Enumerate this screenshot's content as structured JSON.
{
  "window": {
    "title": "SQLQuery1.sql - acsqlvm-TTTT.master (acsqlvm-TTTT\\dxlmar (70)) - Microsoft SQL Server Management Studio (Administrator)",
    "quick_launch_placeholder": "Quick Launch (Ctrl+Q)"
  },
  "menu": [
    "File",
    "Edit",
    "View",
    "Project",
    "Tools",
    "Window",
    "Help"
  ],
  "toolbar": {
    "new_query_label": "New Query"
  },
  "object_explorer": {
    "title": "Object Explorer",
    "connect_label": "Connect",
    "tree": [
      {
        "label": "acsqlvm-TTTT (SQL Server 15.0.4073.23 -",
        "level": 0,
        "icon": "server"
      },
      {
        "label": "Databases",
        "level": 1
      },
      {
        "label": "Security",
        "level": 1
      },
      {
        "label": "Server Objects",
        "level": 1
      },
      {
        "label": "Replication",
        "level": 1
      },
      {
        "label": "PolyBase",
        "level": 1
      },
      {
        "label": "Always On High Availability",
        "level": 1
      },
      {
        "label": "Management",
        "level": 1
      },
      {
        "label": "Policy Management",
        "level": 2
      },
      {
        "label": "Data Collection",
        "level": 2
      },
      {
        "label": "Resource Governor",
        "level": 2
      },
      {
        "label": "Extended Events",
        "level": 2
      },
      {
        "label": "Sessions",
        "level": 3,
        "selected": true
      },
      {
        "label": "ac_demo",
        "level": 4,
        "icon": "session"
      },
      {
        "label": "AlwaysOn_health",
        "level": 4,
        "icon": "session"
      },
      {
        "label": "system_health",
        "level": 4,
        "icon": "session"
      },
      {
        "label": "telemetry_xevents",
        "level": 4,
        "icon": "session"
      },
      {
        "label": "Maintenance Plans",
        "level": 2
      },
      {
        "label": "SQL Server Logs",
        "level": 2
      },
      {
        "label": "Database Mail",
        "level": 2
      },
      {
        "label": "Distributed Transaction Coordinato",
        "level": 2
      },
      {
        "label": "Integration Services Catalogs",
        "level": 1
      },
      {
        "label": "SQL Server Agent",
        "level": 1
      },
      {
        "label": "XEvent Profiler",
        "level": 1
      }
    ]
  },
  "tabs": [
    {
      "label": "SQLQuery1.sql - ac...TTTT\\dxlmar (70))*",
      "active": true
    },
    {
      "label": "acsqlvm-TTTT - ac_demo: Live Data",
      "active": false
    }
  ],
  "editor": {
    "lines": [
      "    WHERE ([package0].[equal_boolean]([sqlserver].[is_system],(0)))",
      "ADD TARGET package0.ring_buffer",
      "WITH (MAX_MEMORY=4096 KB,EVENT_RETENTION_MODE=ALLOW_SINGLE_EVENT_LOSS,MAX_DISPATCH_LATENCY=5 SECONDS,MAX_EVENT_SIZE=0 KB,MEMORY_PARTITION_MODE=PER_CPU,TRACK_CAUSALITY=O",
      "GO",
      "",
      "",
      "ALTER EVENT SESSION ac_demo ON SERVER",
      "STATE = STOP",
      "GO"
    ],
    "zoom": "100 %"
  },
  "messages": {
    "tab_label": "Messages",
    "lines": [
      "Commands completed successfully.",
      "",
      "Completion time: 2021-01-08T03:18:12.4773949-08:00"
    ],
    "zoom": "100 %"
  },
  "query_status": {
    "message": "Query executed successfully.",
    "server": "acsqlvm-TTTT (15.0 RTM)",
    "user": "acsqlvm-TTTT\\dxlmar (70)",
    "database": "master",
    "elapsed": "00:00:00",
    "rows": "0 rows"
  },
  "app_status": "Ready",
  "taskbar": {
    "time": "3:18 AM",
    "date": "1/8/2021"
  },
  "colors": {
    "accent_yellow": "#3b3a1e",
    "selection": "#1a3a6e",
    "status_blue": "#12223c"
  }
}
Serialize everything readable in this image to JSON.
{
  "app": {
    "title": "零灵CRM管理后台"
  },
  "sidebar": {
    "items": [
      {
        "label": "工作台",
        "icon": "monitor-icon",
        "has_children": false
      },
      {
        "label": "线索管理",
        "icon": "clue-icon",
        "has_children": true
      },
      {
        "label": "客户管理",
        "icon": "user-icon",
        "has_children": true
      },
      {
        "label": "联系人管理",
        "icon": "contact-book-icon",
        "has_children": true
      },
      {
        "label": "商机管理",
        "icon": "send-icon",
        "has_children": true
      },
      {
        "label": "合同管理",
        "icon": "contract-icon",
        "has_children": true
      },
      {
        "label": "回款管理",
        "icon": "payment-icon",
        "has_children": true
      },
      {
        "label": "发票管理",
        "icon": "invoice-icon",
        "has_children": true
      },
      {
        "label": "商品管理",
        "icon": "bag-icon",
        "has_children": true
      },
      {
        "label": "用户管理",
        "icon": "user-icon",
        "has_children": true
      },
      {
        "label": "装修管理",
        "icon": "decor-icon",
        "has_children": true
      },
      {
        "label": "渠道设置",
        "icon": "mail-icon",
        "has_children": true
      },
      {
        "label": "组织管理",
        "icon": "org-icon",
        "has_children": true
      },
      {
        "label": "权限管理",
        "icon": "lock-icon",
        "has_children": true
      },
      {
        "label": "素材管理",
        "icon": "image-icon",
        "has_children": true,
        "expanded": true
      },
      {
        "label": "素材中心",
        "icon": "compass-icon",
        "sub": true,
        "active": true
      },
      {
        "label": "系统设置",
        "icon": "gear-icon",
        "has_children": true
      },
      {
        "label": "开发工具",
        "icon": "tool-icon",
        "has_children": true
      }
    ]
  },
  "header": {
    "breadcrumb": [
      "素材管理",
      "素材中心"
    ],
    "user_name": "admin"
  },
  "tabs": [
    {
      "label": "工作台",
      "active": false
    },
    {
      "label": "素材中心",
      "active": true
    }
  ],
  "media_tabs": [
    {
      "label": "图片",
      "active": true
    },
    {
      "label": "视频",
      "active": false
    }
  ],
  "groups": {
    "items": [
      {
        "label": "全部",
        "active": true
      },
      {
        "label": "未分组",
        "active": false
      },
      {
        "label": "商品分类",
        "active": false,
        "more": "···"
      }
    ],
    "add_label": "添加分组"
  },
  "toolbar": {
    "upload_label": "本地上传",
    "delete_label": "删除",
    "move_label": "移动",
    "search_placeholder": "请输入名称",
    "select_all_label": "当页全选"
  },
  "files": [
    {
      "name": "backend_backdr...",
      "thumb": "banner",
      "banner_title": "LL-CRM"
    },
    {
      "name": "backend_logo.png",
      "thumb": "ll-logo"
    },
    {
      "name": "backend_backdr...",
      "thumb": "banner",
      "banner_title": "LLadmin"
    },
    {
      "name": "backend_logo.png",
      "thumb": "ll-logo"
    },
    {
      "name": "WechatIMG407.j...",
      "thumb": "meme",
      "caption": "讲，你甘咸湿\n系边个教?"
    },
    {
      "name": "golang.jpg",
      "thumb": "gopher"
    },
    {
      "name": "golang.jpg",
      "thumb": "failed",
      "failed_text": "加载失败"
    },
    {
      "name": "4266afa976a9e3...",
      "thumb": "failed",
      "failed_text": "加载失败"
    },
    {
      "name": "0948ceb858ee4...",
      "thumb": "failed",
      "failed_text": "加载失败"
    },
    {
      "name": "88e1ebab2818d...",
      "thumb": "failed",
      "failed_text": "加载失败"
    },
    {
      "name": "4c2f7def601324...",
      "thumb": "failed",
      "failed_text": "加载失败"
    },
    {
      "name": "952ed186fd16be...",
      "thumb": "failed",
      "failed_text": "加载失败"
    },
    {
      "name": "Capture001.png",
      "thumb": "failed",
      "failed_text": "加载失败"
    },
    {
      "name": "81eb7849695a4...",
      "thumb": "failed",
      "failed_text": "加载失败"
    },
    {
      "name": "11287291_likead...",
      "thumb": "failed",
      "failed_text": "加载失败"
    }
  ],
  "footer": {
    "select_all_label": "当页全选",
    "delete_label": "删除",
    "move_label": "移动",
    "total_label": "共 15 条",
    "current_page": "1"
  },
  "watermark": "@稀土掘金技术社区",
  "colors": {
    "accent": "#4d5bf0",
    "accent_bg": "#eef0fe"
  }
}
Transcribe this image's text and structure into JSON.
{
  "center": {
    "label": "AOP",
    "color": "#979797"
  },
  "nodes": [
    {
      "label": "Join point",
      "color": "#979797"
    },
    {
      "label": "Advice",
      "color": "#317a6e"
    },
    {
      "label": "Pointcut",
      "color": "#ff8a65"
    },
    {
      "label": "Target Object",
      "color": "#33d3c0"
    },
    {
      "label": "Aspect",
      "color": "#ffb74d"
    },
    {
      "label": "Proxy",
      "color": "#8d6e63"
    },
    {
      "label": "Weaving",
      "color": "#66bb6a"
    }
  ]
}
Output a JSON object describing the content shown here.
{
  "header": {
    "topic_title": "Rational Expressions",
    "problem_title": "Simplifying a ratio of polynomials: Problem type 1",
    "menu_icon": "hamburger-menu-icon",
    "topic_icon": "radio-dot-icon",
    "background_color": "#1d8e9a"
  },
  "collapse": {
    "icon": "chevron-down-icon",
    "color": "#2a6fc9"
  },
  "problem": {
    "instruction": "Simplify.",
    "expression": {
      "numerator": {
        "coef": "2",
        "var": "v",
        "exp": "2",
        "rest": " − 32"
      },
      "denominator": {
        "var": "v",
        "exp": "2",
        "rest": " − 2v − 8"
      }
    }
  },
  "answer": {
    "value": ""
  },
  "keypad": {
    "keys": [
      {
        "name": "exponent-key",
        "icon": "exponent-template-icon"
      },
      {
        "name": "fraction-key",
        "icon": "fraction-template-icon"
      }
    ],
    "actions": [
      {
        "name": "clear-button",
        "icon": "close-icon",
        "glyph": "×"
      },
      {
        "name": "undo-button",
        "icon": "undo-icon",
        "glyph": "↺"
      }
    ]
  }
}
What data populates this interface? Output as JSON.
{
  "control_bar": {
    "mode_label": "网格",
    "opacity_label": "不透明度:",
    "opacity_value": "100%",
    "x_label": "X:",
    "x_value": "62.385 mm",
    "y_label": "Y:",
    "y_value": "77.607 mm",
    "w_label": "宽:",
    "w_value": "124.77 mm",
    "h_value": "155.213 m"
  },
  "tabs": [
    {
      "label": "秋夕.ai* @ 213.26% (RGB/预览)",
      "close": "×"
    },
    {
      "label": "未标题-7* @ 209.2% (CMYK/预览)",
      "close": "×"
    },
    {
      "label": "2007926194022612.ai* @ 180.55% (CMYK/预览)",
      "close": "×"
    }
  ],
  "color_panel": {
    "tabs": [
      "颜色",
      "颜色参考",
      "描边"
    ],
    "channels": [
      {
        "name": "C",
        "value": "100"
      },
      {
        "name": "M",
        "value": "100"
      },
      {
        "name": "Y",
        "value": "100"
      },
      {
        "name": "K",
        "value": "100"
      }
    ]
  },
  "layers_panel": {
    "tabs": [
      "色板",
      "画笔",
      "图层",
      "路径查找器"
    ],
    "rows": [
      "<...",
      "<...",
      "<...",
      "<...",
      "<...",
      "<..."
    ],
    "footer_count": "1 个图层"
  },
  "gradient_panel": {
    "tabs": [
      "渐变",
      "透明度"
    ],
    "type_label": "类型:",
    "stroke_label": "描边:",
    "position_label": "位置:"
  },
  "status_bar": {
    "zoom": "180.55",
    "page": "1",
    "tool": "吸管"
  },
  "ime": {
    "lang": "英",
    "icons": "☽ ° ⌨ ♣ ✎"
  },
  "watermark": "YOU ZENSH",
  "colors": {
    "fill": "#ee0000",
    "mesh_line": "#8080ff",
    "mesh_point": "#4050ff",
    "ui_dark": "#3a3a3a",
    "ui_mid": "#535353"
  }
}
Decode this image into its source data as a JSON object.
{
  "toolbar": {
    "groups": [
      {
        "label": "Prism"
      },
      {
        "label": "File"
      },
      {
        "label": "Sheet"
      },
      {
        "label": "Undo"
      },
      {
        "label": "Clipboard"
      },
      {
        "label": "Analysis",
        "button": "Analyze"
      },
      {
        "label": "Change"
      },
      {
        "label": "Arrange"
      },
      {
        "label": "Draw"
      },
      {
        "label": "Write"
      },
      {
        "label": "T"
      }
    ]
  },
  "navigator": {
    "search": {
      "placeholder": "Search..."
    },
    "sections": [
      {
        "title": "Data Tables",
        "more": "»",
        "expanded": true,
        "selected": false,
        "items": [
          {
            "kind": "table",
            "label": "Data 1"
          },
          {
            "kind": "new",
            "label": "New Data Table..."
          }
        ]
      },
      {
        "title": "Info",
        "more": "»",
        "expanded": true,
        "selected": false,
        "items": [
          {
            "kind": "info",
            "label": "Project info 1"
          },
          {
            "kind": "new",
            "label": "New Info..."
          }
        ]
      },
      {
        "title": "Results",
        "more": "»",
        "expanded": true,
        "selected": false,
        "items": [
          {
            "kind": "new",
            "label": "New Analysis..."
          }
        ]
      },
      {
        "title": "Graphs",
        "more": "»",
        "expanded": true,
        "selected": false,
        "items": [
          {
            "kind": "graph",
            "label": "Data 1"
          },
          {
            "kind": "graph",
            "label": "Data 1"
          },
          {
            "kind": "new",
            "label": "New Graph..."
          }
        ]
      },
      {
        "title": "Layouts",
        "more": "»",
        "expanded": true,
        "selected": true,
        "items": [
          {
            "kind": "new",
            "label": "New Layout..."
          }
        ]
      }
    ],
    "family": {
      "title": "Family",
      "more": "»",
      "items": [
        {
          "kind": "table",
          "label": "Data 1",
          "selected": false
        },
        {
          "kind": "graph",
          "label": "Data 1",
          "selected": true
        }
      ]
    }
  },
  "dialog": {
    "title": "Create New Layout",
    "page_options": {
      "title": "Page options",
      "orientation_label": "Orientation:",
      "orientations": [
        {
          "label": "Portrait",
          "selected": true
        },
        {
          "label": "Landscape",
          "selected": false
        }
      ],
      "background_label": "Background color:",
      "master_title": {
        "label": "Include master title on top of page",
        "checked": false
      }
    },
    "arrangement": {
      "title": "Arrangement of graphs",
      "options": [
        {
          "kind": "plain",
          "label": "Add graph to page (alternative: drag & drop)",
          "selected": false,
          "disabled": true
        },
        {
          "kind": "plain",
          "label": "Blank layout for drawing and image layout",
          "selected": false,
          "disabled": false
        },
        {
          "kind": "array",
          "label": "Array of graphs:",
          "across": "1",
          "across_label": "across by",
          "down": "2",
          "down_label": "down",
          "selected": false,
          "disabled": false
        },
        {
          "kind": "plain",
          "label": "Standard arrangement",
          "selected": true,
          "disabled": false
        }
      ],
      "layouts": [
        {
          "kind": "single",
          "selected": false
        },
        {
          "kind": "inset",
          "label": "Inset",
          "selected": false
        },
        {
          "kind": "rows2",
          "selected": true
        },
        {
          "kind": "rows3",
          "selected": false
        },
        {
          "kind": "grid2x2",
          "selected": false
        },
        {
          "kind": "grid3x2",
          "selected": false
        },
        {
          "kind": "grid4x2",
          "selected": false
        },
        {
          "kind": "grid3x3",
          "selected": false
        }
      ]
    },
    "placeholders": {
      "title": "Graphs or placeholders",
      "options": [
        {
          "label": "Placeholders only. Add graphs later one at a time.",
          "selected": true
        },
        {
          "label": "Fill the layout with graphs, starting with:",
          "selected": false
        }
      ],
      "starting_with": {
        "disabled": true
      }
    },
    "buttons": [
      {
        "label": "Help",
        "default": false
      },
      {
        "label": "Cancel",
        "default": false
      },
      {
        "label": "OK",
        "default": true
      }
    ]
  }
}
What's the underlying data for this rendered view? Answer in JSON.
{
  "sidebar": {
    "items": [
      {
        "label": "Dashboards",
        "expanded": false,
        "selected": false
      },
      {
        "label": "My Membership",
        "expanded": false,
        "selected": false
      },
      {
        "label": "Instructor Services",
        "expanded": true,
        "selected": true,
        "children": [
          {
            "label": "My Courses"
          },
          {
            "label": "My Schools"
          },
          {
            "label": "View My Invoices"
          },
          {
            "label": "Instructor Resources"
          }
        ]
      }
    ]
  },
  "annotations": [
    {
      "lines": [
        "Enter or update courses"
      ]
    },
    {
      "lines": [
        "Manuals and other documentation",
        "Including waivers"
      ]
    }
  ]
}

────────────────

- **Exercise task**
Report each line in the preceding entries that holds the string "into".

- **Result below**
Transcribe this image's text and structure into JSON.
Decode this image into its source data as a JSON object.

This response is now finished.